_Dataset extract_

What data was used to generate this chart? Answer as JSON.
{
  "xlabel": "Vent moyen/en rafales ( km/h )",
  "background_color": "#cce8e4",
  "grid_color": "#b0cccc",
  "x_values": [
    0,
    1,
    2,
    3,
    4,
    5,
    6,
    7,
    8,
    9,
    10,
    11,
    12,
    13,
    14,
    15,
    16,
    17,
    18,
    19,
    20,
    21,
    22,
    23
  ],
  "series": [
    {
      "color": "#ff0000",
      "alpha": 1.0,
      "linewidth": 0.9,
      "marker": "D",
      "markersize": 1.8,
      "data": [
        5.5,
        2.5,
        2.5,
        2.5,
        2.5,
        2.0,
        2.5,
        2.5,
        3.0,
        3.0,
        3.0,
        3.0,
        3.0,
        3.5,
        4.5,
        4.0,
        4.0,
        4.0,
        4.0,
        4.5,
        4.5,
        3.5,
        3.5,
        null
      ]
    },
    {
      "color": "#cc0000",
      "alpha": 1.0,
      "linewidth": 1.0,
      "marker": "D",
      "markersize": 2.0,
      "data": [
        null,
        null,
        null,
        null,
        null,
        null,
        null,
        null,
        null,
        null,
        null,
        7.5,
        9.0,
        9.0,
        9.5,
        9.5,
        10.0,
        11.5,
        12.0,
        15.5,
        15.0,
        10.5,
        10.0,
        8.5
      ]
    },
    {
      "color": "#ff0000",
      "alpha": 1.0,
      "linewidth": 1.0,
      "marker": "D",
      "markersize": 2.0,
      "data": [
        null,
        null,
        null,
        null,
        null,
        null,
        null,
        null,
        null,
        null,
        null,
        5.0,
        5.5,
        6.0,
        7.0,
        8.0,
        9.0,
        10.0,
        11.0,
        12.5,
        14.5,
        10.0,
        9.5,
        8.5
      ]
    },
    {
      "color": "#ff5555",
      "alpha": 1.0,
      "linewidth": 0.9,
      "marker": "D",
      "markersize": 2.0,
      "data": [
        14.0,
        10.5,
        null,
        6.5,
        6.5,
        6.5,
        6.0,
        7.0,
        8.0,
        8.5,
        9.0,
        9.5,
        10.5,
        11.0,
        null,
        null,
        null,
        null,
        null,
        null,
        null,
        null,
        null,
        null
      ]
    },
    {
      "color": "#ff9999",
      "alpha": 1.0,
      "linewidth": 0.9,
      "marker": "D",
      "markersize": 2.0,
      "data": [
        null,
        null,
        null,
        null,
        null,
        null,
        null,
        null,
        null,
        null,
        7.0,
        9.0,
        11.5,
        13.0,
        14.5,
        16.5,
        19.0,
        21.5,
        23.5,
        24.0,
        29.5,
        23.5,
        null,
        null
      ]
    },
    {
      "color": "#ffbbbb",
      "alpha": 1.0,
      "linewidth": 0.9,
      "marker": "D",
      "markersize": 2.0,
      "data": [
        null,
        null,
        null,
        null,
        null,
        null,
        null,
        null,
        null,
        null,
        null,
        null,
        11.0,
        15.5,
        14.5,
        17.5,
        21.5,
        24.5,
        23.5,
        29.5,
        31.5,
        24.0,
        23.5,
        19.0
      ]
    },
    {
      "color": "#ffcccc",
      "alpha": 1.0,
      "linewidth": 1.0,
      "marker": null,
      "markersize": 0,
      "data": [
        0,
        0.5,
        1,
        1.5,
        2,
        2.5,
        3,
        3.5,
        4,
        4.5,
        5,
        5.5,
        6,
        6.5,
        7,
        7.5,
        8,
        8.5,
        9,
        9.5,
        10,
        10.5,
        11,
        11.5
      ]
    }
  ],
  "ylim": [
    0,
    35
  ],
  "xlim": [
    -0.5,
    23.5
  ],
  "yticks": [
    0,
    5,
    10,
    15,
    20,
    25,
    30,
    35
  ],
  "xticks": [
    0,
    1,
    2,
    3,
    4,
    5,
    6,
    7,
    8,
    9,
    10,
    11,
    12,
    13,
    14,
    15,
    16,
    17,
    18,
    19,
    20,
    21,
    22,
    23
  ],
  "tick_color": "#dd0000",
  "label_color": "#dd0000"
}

_Directions_
Make an exact copy of the records.

_Answer below_
What data was used to generate this chart? Answer as JSON.
{
  "xlabel": "Vent moyen/en rafales ( km/h )",
  "background_color": "#cce8e4",
  "grid_color": "#b0cccc",
  "x_values": [
    0,
    1,
    2,
    3,
    4,
    5,
    6,
    7,
    8,
    9,
    10,
    11,
    12,
    13,
    14,
    15,
    16,
    17,
    18,
    19,
    20,
    21,
    22,
    23
  ],
  "series": [
    {
      "color": "#ff0000",
      "alpha": 1.0,
      "linewidth": 0.9,
      "marker": "D",
      "markersize": 1.8,
      "data": [
        5.5,
        2.5,
        2.5,
        2.5,
        2.5,
        2.0,
        2.5,
        2.5,
        3.0,
        3.0,
        3.0,
        3.0,
        3.0,
        3.5,
        4.5,
        4.0,
        4.0,
        4.0,
        4.0,
        4.5,
        4.5,
        3.5,
        3.5,
        null
      ]
    },
    {
      "color": "#cc0000",
      "alpha": 1.0,
      "linewidth": 1.0,
      "marker": "D",
      "markersize": 2.0,
      "data": [
        null,
        null,
        null,
        null,
        null,
        null,
        null,
        null,
        null,
        null,
        null,
        7.5,
        9.0,
        9.0,
        9.5,
        9.5,
        10.0,
        11.5,
        12.0,
        15.5,
        15.0,
        10.5,
        10.0,
        8.5
      ]
    },
    {
      "color": "#ff0000",
      "alpha": 1.0,
      "linewidth": 1.0,
      "marker": "D",
      "markersize": 2.0,
      "data": [
        null,
        null,
        null,
        null,
        null,
        null,
        null,
        null,
        null,
        null,
        null,
        5.0,
        5.5,
        6.0,
        7.0,
        8.0,
        9.0,
        10.0,
        11.0,
        12.5,
        14.5,
        10.0,
        9.5,
        8.5
      ]
    },
    {
      "color": "#ff5555",
      "alpha": 1.0,
      "linewidth": 0.9,
      "marker": "D",
      "markersize": 2.0,
      "data": [
        14.0,
        10.5,
        null,
        6.5,
        6.5,
        6.5,
        6.0,
        7.0,
        8.0,
        8.5,
        9.0,
        9.5,
        10.5,
        11.0,
        null,
        null,
        null,
        null,
        null,
        null,
        null,
        null,
        null,
        null
      ]
    },
    {
      "color": "#ff9999",
      "alpha": 1.0,
      "linewidth": 0.9,
      "marker": "D",
      "markersize": 2.0,
      "data": [
        null,
        null,
        null,
        null,
        null,
        null,
        null,
        null,
        null,
        null,
        7.0,
        9.0,
        11.5,
        13.0,
        14.5,
        16.5,
        19.0,
        21.5,
        23.5,
        24.0,
        29.5,
        23.5,
        null,
        null
      ]
    },
    {
      "color": "#ffbbbb",
      "alpha": 1.0,
      "linewidth": 0.9,
      "marker": "D",
      "markersize": 2.0,
      "data": [
        null,
        null,
        null,
        null,
        null,
        null,
        null,
        null,
        null,
        null,
        null,
        null,
        11.0,
        15.5,
        14.5,
        17.5,
        21.5,
        24.5,
        23.5,
        29.5,
        31.5,
        24.0,
        23.5,
        19.0
      ]
    },
    {
      "color": "#ffcccc",
      "alpha": 1.0,
      "linewidth": 1.0,
      "marker": null,
      "markersize": 0,
      "data": [
        0,
        0.5,
        1,
        1.5,
        2,
        2.5,
        3,
        3.5,
        4,
        4.5,
        5,
        5.5,
        6,
        6.5,
        7,
        7.5,
        8,
        8.5,
        9,
        9.5,
        10,
        10.5,
        11,
        11.5
      ]
    }
  ],
  "ylim": [
    0,
    35
  ],
  "xlim": [
    -0.5,
    23.5
  ],
  "yticks": [
    0,
    5,
    10,
    15,
    20,
    25,
    30,
    35
  ],
  "xticks": [
    0,
    1,
    2,
    3,
    4,
    5,
    6,
    7,
    8,
    9,
    10,
    11,
    12,
    13,
    14,
    15,
    16,
    17,
    18,
    19,
    20,
    21,
    22,
    23
  ],
  "tick_color": "#dd0000",
  "label_color": "#dd0000"
}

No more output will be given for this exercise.